>> start
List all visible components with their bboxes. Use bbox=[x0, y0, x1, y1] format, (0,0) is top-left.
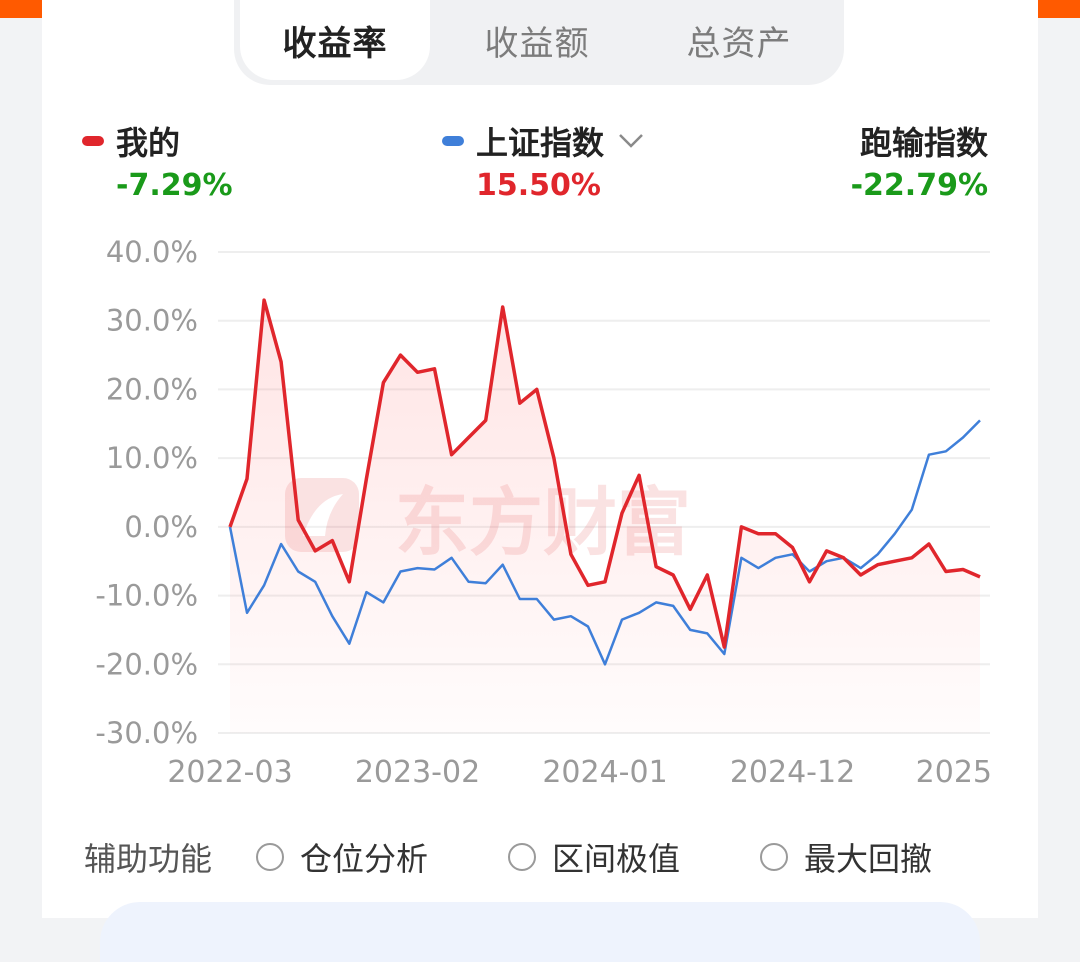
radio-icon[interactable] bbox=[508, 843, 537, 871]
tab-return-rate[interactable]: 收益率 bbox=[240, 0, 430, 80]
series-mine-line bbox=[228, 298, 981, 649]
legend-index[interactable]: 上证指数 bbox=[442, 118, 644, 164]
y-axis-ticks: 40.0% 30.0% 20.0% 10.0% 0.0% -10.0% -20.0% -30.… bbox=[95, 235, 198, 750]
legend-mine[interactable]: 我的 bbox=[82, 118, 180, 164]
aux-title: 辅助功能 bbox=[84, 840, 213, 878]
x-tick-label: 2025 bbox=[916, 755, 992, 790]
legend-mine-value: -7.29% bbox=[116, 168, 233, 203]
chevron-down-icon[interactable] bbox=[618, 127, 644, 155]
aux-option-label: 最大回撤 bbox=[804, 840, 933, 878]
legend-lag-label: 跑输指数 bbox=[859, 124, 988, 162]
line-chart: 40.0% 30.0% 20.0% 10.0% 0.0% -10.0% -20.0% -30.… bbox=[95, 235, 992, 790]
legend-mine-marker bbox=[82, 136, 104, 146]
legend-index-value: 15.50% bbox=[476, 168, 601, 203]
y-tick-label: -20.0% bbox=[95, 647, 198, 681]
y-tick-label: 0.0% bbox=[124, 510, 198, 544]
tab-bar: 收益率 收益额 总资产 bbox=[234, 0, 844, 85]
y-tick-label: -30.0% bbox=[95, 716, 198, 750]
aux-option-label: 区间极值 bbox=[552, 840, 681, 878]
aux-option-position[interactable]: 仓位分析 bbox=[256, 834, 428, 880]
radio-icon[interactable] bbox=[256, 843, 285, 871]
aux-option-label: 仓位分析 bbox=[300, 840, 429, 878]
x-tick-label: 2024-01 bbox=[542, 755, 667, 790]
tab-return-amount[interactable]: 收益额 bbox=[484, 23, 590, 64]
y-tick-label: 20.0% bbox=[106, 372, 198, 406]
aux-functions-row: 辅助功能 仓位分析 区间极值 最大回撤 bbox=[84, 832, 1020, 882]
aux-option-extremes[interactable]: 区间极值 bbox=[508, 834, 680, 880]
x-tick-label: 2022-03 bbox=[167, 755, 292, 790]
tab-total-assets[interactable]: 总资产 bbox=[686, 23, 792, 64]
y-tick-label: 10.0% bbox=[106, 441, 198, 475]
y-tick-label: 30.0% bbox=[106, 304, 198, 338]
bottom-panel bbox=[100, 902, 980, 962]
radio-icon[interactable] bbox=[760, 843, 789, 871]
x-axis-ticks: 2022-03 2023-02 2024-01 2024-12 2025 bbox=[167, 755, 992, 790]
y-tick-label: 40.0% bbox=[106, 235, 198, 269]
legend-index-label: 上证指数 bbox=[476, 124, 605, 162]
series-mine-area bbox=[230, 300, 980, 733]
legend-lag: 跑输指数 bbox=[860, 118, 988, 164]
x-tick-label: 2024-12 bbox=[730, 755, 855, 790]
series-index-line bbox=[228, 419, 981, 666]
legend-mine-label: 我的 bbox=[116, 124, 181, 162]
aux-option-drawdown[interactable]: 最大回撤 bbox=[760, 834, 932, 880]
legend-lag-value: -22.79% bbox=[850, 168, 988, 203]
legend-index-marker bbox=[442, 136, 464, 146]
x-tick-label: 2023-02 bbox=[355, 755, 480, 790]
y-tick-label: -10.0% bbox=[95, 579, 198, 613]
>> end
[GIVEN EXERCISE]: Can you rewrite every line of the records above as a Markdown table with the columns "Row" and "Entry", skipping blank lines and leaving out the pictures?

[RIGHT ANSWER]:
| Row | Entry |
|---|---|
| 1 | List all visible components with their bboxes. Use bbox=[x0, y0, x1, y1] format, (0,0) is top-left. |
| 2 | radio-icon[interactable] bbox=[508, 843, 537, 871] |
| 3 | tab-return-rate[interactable]: 收益率 bbox=[240, 0, 430, 80] |
| 4 | series-mine-line bbox=[228, 298, 981, 649] |
| 5 | legend-index[interactable]: 上证指数 bbox=[442, 118, 644, 164] |
| 6 | y-axis-ticks: 40.0% 30.0% 20.0% 10.0% 0.0% -10.0% -20.0% -30.… bbox=[95, 235, 198, 750] |
| 7 | legend-mine[interactable]: 我的 bbox=[82, 118, 180, 164] |
| 8 | aux-title: 辅助功能 bbox=[84, 840, 213, 878] |
| 9 | x-tick-label: 2025 bbox=[916, 755, 992, 790] |
| 10 | legend-mine-value: -7.29% bbox=[116, 168, 233, 203] |
| 11 | chevron-down-icon[interactable] bbox=[618, 127, 644, 155] |
| 12 | aux-option-label: 最大回撤 bbox=[804, 840, 933, 878] |
| 13 | legend-lag-label: 跑输指数 bbox=[859, 124, 988, 162] |
| 14 | line-chart: 40.0% 30.0% 20.0% 10.0% 0.0% -10.0% -20.0% -30.… bbox=[95, 235, 992, 790] |
| 15 | legend-mine-marker bbox=[82, 136, 104, 146] |
| 16 | legend-index-value: 15.50% bbox=[476, 168, 601, 203] |
| 17 | y-tick-label: -20.0% bbox=[95, 647, 198, 681] |
| 18 | y-tick-label: 0.0% bbox=[124, 510, 198, 544] |
| 19 | tab-bar: 收益率 收益额 总资产 bbox=[234, 0, 844, 85] |
| 20 | y-tick-label: -30.0% bbox=[95, 716, 198, 750] |
| 21 | aux-option-label: 区间极值 bbox=[552, 840, 681, 878] |
| 22 | aux-option-position[interactable]: 仓位分析 bbox=[256, 834, 428, 880] |
| 23 | radio-icon[interactable] bbox=[256, 843, 285, 871] |
| 24 | aux-option-label: 仓位分析 bbox=[300, 840, 429, 878] |
| 25 | x-tick-label: 2024-01 bbox=[542, 755, 667, 790] |
| 26 | tab-return-amount[interactable]: 收益额 bbox=[484, 23, 590, 64] |
| 27 | y-tick-label: 20.0% bbox=[106, 372, 198, 406] |
| 28 | aux-functions-row: 辅助功能 仓位分析 区间极值 最大回撤 bbox=[84, 832, 1020, 882] |
| 29 | aux-option-extremes[interactable]: 区间极值 bbox=[508, 834, 680, 880] |
| 30 | x-tick-label: 2022-03 bbox=[167, 755, 292, 790] |
| 31 | tab-total-assets[interactable]: 总资产 bbox=[686, 23, 792, 64] |
| 32 | y-tick-label: 10.0% bbox=[106, 441, 198, 475] |
| 33 | y-tick-label: 30.0% bbox=[106, 304, 198, 338] |
| 34 | bottom-panel bbox=[100, 902, 980, 962] |
| 35 | radio-icon[interactable] bbox=[760, 843, 789, 871] |
| 36 | x-axis-ticks: 2022-03 2023-02 2024-01 2024-12 2025 bbox=[167, 755, 992, 790] |
| 37 | y-tick-label: 40.0% bbox=[106, 235, 198, 269] |
| 38 | legend-index-label: 上证指数 bbox=[476, 124, 605, 162] |
| 39 | series-mine-area bbox=[230, 300, 980, 733] |
| 40 | legend-lag: 跑输指数 bbox=[860, 118, 988, 164] |
| 41 | x-tick-label: 2024-12 bbox=[730, 755, 855, 790] |
| 42 | series-index-line bbox=[228, 419, 981, 666] |
| 43 | legend-mine-label: 我的 bbox=[116, 124, 181, 162] |
| 44 | aux-option-drawdown[interactable]: 最大回撤 bbox=[760, 834, 932, 880] |
| 45 | legend-lag-value: -22.79% bbox=[850, 168, 988, 203] |
| 46 | legend-index-marker bbox=[442, 136, 464, 146] |
| 47 | x-tick-label: 2023-02 bbox=[355, 755, 480, 790] |
| 48 | y-tick-label: -10.0% bbox=[95, 579, 198, 613] |